Raw records:
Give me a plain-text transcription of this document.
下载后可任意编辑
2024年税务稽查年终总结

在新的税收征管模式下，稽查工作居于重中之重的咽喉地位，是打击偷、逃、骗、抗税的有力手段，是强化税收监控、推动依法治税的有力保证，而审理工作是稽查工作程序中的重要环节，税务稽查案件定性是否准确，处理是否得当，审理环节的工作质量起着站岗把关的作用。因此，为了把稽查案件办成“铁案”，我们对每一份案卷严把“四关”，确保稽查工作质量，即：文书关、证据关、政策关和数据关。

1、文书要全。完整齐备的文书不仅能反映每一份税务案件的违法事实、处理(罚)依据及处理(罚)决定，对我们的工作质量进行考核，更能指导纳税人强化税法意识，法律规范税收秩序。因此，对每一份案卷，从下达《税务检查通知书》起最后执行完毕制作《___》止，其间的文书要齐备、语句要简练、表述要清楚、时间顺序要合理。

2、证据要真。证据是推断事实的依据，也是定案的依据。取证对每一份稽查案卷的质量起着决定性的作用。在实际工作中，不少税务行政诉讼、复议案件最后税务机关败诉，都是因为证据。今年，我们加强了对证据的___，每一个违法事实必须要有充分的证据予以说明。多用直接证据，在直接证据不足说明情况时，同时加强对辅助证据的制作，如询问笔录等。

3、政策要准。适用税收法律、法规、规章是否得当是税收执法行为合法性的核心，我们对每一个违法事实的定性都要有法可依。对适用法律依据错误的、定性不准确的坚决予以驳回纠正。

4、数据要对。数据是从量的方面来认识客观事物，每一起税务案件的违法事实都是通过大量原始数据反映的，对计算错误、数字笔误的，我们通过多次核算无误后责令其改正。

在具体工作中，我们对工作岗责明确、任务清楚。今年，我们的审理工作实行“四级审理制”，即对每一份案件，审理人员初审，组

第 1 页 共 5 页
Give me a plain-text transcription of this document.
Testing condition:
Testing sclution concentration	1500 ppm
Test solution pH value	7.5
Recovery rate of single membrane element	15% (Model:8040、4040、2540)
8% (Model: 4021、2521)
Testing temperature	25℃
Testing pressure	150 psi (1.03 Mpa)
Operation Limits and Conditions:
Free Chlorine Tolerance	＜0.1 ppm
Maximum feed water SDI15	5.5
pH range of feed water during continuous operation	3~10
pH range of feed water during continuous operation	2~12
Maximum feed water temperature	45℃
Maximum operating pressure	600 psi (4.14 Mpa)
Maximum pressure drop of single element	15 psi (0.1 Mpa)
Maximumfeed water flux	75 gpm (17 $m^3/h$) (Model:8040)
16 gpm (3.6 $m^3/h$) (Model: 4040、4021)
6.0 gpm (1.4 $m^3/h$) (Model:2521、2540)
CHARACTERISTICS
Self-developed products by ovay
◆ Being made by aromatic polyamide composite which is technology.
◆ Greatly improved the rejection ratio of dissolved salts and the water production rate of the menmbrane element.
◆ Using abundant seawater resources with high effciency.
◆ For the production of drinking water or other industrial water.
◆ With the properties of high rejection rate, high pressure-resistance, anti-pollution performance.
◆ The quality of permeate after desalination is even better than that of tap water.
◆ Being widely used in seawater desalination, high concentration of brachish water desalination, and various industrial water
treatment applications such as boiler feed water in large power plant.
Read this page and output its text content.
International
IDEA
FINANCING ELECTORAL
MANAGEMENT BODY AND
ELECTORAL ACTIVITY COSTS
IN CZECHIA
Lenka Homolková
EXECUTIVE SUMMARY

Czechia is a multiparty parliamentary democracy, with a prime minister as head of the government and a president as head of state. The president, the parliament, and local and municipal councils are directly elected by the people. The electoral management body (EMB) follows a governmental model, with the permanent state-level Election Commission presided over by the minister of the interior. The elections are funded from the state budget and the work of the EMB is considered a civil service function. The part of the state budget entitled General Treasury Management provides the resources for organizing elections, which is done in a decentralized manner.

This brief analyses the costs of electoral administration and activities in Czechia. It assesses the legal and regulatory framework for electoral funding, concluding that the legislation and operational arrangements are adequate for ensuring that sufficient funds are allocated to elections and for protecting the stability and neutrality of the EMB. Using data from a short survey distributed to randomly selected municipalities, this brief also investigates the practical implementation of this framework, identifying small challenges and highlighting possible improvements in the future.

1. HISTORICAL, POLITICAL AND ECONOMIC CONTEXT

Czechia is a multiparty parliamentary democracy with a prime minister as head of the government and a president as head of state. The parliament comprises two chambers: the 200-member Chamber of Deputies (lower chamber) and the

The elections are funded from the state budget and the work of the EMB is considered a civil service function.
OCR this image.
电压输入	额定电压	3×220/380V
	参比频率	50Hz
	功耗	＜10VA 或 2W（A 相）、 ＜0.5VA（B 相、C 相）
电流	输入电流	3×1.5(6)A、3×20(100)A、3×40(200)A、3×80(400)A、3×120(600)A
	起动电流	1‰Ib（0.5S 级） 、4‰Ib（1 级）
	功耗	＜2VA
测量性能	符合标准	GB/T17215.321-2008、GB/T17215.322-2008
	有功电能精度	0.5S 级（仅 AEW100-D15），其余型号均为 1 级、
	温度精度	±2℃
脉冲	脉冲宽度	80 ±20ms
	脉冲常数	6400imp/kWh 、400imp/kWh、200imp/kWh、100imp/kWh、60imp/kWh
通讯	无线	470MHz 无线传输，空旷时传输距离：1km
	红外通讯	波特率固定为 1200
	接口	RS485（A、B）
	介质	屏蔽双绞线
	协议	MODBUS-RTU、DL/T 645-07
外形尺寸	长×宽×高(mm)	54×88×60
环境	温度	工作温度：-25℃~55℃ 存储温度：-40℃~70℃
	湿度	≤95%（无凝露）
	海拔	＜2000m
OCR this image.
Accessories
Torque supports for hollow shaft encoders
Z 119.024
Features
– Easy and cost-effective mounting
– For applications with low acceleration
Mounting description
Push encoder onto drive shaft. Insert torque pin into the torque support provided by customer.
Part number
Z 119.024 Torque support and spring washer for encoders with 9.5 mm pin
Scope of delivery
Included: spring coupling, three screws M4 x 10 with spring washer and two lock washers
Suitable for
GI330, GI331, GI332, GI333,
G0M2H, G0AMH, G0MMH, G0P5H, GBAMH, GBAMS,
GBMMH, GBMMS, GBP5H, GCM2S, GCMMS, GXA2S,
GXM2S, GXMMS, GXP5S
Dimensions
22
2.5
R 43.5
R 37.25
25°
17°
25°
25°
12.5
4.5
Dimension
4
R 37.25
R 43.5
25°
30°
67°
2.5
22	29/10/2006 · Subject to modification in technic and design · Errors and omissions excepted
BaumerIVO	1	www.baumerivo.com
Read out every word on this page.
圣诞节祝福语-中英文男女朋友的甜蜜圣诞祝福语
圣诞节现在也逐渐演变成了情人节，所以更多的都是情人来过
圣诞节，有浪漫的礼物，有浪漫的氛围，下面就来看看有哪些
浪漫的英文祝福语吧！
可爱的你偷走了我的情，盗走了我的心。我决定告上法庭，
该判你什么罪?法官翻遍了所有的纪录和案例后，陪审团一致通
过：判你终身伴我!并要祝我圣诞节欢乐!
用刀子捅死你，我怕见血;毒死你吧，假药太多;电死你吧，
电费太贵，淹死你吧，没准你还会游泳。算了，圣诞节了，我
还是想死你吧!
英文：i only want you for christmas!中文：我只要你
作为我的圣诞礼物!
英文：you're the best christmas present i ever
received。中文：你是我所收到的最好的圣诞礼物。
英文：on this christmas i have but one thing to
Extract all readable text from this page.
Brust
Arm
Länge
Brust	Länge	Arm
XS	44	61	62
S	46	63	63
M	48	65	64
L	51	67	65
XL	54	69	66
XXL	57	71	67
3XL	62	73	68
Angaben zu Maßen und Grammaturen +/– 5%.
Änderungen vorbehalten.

What to produce: Reproduce the entries above in full by retyping them exactly.

The solution:
Give me a plain-text transcription of this document.
下载后可任意编辑
2024年税务稽查年终总结

在新的税收征管模式下，稽查工作居于重中之重的咽喉地位，是打击偷、逃、骗、抗税的有力手段，是强化税收监控、推动依法治税的有力保证，而审理工作是稽查工作程序中的重要环节，税务稽查案件定性是否准确，处理是否得当，审理环节的工作质量起着站岗把关的作用。因此，为了把稽查案件办成“铁案”，我们对每一份案卷严把“四关”，确保稽查工作质量，即：文书关、证据关、政策关和数据关。

1、文书要全。完整齐备的文书不仅能反映每一份税务案件的违法事实、处理(罚)依据及处理(罚)决定，对我们的工作质量进行考核，更能指导纳税人强化税法意识，法律规范税收秩序。因此，对每一份案卷，从下达《税务检查通知书》起最后执行完毕制作《___》止，其间的文书要齐备、语句要简练、表述要清楚、时间顺序要合理。

2、证据要真。证据是推断事实的依据，也是定案的依据。取证对每一份稽查案卷的质量起着决定性的作用。在实际工作中，不少税务行政诉讼、复议案件最后税务机关败诉，都是因为证据。今年，我们加强了对证据的___，每一个违法事实必须要有充分的证据予以说明。多用直接证据，在直接证据不足说明情况时，同时加强对辅助证据的制作，如询问笔录等。

3、政策要准。适用税收法律、法规、规章是否得当是税收执法行为合法性的核心，我们对每一个违法事实的定性都要有法可依。对适用法律依据错误的、定性不准确的坚决予以驳回纠正。

4、数据要对。数据是从量的方面来认识客观事物，每一起税务案件的违法事实都是通过大量原始数据反映的，对计算错误、数字笔误的，我们通过多次核算无误后责令其改正。

在具体工作中，我们对工作岗责明确、任务清楚。今年，我们的审理工作实行“四级审理制”，即对每一份案件，审理人员初审，组

第 1 页 共 5 页
Give me a plain-text transcription of this document.
Testing condition:
Testing sclution concentration	1500 ppm
Test solution pH value	7.5
Recovery rate of single membrane element	15% (Model:8040、4040、2540)
8% (Model: 4021、2521)
Testing temperature	25℃
Testing pressure	150 psi (1.03 Mpa)
Operation Limits and Conditions:
Free Chlorine Tolerance	＜0.1 ppm
Maximum feed water SDI15	5.5
pH range of feed water during continuous operation	3~10
pH range of feed water during continuous operation	2~12
Maximum feed water temperature	45℃
Maximum operating pressure	600 psi (4.14 Mpa)
Maximum pressure drop of single element	15 psi (0.1 Mpa)
Maximumfeed water flux	75 gpm (17 $m^3/h$) (Model:8040)
16 gpm (3.6 $m^3/h$) (Model: 4040、4021)
6.0 gpm (1.4 $m^3/h$) (Model:2521、2540)
CHARACTERISTICS
Self-developed products by ovay
◆ Being made by aromatic polyamide composite which is technology.
◆ Greatly improved the rejection ratio of dissolved salts and the water production rate of the menmbrane element.
◆ Using abundant seawater resources with high effciency.
◆ For the production of drinking water or other industrial water.
◆ With the properties of high rejection rate, high pressure-resistance, anti-pollution performance.
◆ The quality of permeate after desalination is even better than that of tap water.
◆ Being widely used in seawater desalination, high concentration of brachish water desalination, and various industrial water
treatment applications such as boiler feed water in large power plant.
Read this page and output its text content.
International
IDEA
FINANCING ELECTORAL
MANAGEMENT BODY AND
ELECTORAL ACTIVITY COSTS
IN CZECHIA
Lenka Homolková
EXECUTIVE SUMMARY

Czechia is a multiparty parliamentary democracy, with a prime minister as head of the government and a president as head of state. The president, the parliament, and local and municipal councils are directly elected by the people. The electoral management body (EMB) follows a governmental model, with the permanent state-level Election Commission presided over by the minister of the interior. The elections are funded from the state budget and the work of the EMB is considered a civil service function. The part of the state budget entitled General Treasury Management provides the resources for organizing elections, which is done in a decentralized manner.

This brief analyses the costs of electoral administration and activities in Czechia. It assesses the legal and regulatory framework for electoral funding, concluding that the legislation and operational arrangements are adequate for ensuring that sufficient funds are allocated to elections and for protecting the stability and neutrality of the EMB. Using data from a short survey distributed to randomly selected municipalities, this brief also investigates the practical implementation of this framework, identifying small challenges and highlighting possible improvements in the future.

1. HISTORICAL, POLITICAL AND ECONOMIC CONTEXT

Czechia is a multiparty parliamentary democracy with a prime minister as head of the government and a president as head of state. The parliament comprises two chambers: the 200-member Chamber of Deputies (lower chamber) and the

The elections are funded from the state budget and the work of the EMB is considered a civil service function.
OCR this image.
电压输入	额定电压	3×220/380V
	参比频率	50Hz
	功耗	＜10VA 或 2W（A 相）、 ＜0.5VA（B 相、C 相）
电流	输入电流	3×1.5(6)A、3×20(100)A、3×40(200)A、3×80(400)A、3×120(600)A
	起动电流	1‰Ib（0.5S 级） 、4‰Ib（1 级）
	功耗	＜2VA
测量性能	符合标准	GB/T17215.321-2008、GB/T17215.322-2008
	有功电能精度	0.5S 级（仅 AEW100-D15），其余型号均为 1 级、
	温度精度	±2℃
脉冲	脉冲宽度	80 ±20ms
	脉冲常数	6400imp/kWh 、400imp/kWh、200imp/kWh、100imp/kWh、60imp/kWh
通讯	无线	470MHz 无线传输，空旷时传输距离：1km
	红外通讯	波特率固定为 1200
	接口	RS485（A、B）
	介质	屏蔽双绞线
	协议	MODBUS-RTU、DL/T 645-07
外形尺寸	长×宽×高(mm)	54×88×60
环境	温度	工作温度：-25℃~55℃ 存储温度：-40℃~70℃
	湿度	≤95%（无凝露）
	海拔	＜2000m
OCR this image.
Accessories
Torque supports for hollow shaft encoders
Z 119.024
Features
– Easy and cost-effective mounting
– For applications with low acceleration
Mounting description
Push encoder onto drive shaft. Insert torque pin into the torque support provided by customer.
Part number
Z 119.024 Torque support and spring washer for encoders with 9.5 mm pin
Scope of delivery
Included: spring coupling, three screws M4 x 10 with spring washer and two lock washers
Suitable for
GI330, GI331, GI332, GI333,
G0M2H, G0AMH, G0MMH, G0P5H, GBAMH, GBAMS,
GBMMH, GBMMS, GBP5H, GCM2S, GCMMS, GXA2S,
GXM2S, GXMMS, GXP5S
Dimensions
22
2.5
R 43.5
R 37.25
25°
17°
25°
25°
12.5
4.5
Dimension
4
R 37.25
R 43.5
25°
30°
67°
2.5
22	29/10/2006 · Subject to modification in technic and design · Errors and omissions excepted
BaumerIVO	1	www.baumerivo.com
Read out every word on this page.
圣诞节祝福语-中英文男女朋友的甜蜜圣诞祝福语
圣诞节现在也逐渐演变成了情人节，所以更多的都是情人来过
圣诞节，有浪漫的礼物，有浪漫的氛围，下面就来看看有哪些
浪漫的英文祝福语吧！
可爱的你偷走了我的情，盗走了我的心。我决定告上法庭，
该判你什么罪?法官翻遍了所有的纪录和案例后，陪审团一致通
过：判你终身伴我!并要祝我圣诞节欢乐!
用刀子捅死你，我怕见血;毒死你吧，假药太多;电死你吧，
电费太贵，淹死你吧，没准你还会游泳。算了，圣诞节了，我
还是想死你吧!
英文：i only want you for christmas!中文：我只要你
作为我的圣诞礼物!
英文：you're the best christmas present i ever
received。中文：你是我所收到的最好的圣诞礼物。
英文：on this christmas i have but one thing to
Extract all readable text from this page.
Brust
Arm
Länge
Brust	Länge	Arm
XS	44	61	62
S	46	63	63
M	48	65	64
L	51	67	65
XL	54	69	66
XXL	57	71	67
3XL	62	73	68
Angaben zu Maßen und Grammaturen +/– 5%.
Änderungen vorbehalten.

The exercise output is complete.